**Consignes**
1/ Modifiez le passage du texte proposé allant de « La double menace. » jusqu'à « antirétroviral y accèdent. » en remplaçant « bébé » par « enfant ».
2/ Selon le texte proposé, quelle proportion des séropositifs ayant besoin d'un traitement antirétroviral y accède en Ukraine ?

**Texte proposé**
◆ ◆ ◆ ◆ ◆

Charlotte, une jeune Ukrainienne, est arrivée en France en 2004 pour continuer sa carrière de danseuse classique. Le mari, originaire de Géorgie, l’a suivi. Ils découvrent leur séropositivité au décours d’un test de dépistage effectué en France. Pendant six ans, le couple qui travaille et a un appartement, parvient à obtenir et à renouveler son titre de séjour. La situation change en 2010. À la suite du transfert de son dossier médical dans une autre ville, une décision différente est prise par la préfecture : le traitement existe en Ukraine, le titre de séjour n’est pas accordé.

La double menace.

Mais, raconte l’association, qui a rencontré la jeune femme par le biais du programme « Grandes sœurs », qui accompagne les parents et futurs parents séropsositifs, « aujourd’hui, Charlotte est enceinte et doit accoucher au mois d’octobre. L’heureuse nouvelle est arrivée alors que le couple tente de faire un bébé depuis 8 ans ! C’est grâce à l’assistance médicale à la procréation (AMP), ouverte aux couples concernés par une infection virale depuis dix ans. » L’association souligne que si le traitement existe bien en Ukraine, seulement 10 % des séropositifs qui ont besoin d’un traitement antirétroviral y accèdent.

« Grâce à l’AMP, on a fait croireà Charlotte qu’elle pourrait avoir une vie normale. Cette décision l’a fait brutalement basculer d’une situation relativement stable à une situation à risque », explique Reda Sadki, du Comité des familles. Or, souligne-t-il, « de 20 à 30 enfants naissent encore chaque année avec le virus sur les 1 500 accouchements annuels de femmes infectées par le virus, la plupart en raison d’une situation de précarité ».

Dans la lettre à Carla Bruni, l’association assure encore : « Charlotte attendait des jumeaux, elle vient de perdre l’un d’entre eux. Le désespoir qui s’est emparé de cette jeune femme retentit sur la poursuite de la grossesse. ». À la menace d’expulsion s’ajoute celle d’une séparation. Si le mari est expulsé, il devra, lui, retourner en Géorgie.

Selon le Comité des familles, avant même le vote de la loi sur l’immigration qui a durci les conditions d’accès au titre de séjour pour les étrangers malades « certaines préfectures refusaient déjà le titre de séjour étrangers malades au mépris de la loi mais le tribunal administratif le leur accordait en cas de recours ». Là, un premier recours vient de se solder par un échec.

◆ ◆ ◆ ◆ ◆

**Extraits de données**
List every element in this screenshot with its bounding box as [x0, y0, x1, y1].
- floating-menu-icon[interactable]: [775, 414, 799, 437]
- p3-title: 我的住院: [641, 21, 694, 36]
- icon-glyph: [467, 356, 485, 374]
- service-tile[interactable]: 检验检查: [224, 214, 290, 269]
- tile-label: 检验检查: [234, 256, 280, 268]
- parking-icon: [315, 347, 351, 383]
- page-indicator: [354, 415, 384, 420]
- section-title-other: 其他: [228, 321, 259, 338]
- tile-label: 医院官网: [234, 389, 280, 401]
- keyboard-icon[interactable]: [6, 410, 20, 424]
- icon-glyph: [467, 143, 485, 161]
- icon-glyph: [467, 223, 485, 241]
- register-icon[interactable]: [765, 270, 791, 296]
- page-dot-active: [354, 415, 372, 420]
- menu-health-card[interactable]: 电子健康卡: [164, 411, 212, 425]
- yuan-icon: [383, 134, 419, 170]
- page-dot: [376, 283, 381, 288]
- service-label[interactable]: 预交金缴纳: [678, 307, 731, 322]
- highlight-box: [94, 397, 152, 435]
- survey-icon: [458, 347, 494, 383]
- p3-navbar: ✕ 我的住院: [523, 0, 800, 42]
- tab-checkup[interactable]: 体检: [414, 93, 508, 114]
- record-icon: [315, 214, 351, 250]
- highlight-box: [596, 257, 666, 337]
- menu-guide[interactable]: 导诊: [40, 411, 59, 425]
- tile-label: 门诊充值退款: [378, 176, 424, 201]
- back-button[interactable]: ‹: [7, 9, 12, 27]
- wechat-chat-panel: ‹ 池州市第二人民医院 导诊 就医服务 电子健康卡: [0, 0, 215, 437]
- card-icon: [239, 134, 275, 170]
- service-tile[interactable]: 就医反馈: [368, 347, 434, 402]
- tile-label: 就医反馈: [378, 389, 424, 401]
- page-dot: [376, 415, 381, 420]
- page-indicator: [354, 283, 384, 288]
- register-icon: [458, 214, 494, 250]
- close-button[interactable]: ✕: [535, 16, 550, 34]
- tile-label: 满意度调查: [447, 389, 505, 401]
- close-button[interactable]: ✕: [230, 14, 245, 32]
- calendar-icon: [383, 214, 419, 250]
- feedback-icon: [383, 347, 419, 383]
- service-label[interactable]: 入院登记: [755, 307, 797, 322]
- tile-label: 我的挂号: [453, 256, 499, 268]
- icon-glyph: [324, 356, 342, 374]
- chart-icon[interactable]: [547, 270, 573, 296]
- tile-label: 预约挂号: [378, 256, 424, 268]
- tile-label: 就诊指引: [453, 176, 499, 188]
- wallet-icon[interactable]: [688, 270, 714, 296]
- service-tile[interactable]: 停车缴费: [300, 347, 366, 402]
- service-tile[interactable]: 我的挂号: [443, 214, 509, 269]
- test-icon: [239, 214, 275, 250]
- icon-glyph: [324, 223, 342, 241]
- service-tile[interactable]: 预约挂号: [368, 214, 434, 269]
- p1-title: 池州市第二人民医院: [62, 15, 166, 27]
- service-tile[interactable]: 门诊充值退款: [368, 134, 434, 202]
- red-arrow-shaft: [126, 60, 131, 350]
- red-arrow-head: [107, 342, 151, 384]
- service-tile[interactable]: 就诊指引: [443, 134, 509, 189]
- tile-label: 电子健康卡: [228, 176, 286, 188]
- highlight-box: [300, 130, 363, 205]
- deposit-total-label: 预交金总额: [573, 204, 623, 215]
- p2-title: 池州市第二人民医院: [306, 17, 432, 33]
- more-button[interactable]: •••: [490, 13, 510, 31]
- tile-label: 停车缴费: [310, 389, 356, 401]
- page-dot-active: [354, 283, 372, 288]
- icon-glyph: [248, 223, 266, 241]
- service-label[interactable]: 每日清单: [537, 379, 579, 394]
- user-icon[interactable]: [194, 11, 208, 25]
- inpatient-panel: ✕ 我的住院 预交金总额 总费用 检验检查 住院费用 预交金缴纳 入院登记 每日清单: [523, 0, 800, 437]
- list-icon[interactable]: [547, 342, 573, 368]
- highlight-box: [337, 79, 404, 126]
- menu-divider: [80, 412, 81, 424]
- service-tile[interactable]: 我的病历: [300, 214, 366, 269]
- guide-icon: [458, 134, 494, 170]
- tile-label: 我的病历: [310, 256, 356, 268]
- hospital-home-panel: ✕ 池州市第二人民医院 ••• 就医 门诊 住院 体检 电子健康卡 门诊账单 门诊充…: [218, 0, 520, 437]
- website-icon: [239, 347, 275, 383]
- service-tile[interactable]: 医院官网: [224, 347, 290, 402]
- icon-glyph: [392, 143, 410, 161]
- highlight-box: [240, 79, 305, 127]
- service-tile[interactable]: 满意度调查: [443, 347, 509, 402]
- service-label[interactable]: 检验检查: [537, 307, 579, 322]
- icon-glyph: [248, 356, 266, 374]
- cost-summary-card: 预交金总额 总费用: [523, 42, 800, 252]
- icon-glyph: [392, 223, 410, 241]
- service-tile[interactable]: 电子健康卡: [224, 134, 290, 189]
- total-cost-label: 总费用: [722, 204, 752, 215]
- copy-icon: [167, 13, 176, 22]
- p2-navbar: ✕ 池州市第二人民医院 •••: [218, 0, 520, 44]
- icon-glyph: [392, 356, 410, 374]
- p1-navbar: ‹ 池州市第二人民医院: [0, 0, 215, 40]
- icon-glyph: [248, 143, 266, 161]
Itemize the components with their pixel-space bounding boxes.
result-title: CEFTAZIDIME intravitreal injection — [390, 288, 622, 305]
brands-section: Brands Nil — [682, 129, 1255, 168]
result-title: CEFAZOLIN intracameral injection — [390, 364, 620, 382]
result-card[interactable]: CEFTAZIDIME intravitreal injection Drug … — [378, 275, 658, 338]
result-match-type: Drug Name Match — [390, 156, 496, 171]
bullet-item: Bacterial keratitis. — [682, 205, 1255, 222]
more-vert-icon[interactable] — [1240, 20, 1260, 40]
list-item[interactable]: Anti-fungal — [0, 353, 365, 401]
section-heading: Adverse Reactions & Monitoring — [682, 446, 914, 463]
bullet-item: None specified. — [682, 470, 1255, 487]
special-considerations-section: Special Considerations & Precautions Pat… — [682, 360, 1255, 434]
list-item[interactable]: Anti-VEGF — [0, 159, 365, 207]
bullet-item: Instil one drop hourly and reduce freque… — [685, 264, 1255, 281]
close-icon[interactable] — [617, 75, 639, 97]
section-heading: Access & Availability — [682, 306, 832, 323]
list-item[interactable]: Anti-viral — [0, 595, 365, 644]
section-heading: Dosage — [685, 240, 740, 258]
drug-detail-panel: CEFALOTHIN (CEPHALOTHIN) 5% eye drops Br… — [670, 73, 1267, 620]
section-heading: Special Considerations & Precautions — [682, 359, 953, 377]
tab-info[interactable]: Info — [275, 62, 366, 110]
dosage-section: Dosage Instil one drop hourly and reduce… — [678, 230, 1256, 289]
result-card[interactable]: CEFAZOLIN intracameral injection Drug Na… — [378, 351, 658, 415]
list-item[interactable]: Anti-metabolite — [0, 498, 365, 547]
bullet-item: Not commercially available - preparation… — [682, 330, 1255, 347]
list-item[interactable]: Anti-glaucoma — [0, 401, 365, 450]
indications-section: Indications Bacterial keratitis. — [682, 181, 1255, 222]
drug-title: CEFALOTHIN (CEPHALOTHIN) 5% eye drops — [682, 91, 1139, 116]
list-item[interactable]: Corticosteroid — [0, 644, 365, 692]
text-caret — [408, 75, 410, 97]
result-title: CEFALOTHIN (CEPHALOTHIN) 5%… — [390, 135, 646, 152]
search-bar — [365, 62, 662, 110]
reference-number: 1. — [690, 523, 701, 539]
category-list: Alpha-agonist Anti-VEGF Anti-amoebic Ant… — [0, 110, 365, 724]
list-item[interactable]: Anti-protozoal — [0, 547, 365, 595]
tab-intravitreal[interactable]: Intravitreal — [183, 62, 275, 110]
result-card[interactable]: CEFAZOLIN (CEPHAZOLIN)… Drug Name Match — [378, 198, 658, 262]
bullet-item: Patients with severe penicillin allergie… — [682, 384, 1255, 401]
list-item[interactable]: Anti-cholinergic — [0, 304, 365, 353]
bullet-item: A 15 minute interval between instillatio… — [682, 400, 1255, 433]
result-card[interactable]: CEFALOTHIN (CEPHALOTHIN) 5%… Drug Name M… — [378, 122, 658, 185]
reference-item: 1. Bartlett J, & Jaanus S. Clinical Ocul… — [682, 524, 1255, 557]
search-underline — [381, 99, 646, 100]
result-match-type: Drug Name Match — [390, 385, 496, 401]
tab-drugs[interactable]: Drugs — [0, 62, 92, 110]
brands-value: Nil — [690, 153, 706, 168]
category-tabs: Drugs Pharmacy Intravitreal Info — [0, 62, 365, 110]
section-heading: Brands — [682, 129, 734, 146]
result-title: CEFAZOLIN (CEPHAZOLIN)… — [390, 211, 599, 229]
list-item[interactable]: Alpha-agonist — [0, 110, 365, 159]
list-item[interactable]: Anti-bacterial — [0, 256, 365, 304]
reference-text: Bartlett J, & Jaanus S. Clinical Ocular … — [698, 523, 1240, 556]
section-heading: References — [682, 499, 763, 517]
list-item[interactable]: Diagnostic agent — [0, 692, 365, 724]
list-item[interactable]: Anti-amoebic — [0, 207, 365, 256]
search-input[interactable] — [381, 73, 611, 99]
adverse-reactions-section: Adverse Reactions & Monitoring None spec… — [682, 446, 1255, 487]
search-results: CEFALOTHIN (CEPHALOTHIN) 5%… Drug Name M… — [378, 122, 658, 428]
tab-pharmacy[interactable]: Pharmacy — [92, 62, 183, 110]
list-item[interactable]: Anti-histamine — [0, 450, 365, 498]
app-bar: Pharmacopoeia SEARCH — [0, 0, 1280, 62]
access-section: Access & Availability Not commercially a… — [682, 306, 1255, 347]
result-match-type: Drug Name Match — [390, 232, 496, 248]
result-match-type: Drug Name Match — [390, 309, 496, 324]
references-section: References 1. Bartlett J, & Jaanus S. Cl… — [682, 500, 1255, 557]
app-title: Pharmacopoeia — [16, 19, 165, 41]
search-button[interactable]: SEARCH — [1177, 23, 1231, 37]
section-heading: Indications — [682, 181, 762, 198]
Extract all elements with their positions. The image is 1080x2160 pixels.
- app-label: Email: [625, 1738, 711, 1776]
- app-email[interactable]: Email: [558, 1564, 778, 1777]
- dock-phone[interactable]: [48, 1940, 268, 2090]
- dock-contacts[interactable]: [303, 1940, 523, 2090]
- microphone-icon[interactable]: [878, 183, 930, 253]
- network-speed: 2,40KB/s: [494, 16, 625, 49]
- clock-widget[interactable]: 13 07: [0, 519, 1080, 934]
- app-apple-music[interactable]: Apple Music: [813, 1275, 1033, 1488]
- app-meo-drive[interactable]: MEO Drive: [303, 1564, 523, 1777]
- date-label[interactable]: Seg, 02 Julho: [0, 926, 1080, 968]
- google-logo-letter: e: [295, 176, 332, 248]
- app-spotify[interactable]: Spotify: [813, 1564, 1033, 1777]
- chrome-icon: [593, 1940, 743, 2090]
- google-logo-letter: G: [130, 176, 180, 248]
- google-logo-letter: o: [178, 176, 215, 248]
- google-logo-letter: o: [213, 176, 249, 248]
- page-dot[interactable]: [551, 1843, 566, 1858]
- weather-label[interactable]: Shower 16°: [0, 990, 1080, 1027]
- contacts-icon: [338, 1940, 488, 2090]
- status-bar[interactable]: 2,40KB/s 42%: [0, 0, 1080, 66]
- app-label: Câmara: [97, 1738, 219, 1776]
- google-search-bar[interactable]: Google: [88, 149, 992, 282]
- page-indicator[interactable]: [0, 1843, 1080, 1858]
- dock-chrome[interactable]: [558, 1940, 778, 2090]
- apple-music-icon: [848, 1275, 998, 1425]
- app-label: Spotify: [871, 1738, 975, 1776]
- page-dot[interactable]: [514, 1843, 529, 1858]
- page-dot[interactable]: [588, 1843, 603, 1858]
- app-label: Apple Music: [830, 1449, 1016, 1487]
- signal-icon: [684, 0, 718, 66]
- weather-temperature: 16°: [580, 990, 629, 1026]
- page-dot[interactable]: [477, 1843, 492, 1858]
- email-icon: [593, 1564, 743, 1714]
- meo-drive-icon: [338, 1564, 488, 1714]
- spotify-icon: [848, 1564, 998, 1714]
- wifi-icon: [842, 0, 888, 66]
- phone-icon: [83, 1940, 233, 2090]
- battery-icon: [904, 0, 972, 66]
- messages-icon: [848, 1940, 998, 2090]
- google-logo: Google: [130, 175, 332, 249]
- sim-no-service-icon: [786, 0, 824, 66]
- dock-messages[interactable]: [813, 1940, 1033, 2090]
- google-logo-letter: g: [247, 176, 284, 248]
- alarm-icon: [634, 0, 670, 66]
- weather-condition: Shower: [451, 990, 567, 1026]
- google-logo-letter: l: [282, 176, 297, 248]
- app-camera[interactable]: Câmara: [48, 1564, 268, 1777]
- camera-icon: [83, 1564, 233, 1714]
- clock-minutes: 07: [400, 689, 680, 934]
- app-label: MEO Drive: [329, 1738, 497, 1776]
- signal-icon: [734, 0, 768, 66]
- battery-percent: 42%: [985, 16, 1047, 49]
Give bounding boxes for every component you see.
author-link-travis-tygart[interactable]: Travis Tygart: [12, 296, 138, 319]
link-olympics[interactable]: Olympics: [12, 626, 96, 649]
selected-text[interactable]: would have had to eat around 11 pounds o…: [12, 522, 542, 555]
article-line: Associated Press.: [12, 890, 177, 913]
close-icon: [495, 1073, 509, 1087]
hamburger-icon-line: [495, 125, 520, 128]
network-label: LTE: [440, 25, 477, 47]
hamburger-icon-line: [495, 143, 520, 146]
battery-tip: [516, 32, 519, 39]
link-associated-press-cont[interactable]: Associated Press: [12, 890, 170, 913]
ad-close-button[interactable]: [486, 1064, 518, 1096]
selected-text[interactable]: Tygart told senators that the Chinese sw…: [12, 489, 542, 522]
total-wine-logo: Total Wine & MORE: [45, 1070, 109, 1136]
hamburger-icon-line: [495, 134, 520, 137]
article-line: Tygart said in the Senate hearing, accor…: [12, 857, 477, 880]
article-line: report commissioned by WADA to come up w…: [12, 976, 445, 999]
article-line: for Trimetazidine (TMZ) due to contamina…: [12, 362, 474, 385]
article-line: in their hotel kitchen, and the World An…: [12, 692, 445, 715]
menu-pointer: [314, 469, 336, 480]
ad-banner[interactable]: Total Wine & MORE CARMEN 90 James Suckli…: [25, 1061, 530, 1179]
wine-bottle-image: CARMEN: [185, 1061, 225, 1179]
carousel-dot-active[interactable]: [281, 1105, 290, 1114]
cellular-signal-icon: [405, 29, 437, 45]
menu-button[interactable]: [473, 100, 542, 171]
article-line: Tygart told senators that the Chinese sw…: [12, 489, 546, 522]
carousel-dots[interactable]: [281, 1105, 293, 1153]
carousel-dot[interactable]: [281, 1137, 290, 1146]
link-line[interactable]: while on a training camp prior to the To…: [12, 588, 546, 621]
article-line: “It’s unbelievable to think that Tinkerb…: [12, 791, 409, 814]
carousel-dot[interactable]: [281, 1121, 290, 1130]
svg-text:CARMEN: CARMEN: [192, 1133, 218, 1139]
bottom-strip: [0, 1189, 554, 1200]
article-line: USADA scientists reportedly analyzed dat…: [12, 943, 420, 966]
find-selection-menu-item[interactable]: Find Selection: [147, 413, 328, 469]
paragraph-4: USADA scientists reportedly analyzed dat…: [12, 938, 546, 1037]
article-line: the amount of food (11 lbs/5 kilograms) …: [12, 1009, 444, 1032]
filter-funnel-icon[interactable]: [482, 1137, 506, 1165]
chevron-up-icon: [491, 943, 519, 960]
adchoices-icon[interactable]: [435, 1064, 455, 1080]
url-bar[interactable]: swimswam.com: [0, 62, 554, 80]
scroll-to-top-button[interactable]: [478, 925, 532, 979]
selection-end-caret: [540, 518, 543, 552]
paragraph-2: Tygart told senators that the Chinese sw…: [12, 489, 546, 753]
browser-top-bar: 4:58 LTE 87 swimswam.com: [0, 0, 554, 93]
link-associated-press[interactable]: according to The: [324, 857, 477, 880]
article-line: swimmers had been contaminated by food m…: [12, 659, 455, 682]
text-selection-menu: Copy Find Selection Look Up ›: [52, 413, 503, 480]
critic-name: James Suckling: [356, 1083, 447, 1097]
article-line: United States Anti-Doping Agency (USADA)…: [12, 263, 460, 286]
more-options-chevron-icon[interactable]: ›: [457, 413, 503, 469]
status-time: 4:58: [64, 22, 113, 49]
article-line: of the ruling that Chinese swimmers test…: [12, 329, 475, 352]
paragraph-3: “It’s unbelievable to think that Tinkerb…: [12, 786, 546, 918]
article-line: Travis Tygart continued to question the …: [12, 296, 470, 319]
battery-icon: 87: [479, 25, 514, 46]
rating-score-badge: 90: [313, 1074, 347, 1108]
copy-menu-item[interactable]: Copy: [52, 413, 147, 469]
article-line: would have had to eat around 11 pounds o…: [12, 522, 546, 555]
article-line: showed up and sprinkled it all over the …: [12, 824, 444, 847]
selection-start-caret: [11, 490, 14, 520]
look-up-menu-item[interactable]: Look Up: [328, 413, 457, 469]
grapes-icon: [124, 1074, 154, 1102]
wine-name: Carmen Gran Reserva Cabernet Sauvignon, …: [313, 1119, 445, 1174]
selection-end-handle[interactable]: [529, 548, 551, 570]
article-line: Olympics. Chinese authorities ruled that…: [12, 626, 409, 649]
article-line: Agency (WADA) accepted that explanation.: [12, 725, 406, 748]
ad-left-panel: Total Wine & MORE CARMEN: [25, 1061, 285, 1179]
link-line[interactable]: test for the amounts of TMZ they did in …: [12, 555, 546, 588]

◆ ◆ ◆ ◆ ◆

**Réponses numérotées**
1/
La double menace.

Mais, raconte l’association, qui a rencontré la jeune femme par le biais du programme « Grandes sœurs », qui accompagne les parents et futurs parents séropsositifs, « aujourd’hui, Charlotte est enceinte et doit accoucher au mois d’octobre. L’heureuse nouvelle est arrivée alors que le couple tente de faire un enfant depuis 8 ans ! C’est grâce à l’assistance médicale à la procréation (AMP), ouverte aux couples concernés par une infection virale depuis dix ans. » L’association souligne que si le traitement existe bien en Ukraine, seulement 10 % des séropositifs qui ont besoin d’un traitement antirétroviral y accèdent.

2/ Seulement 10 %.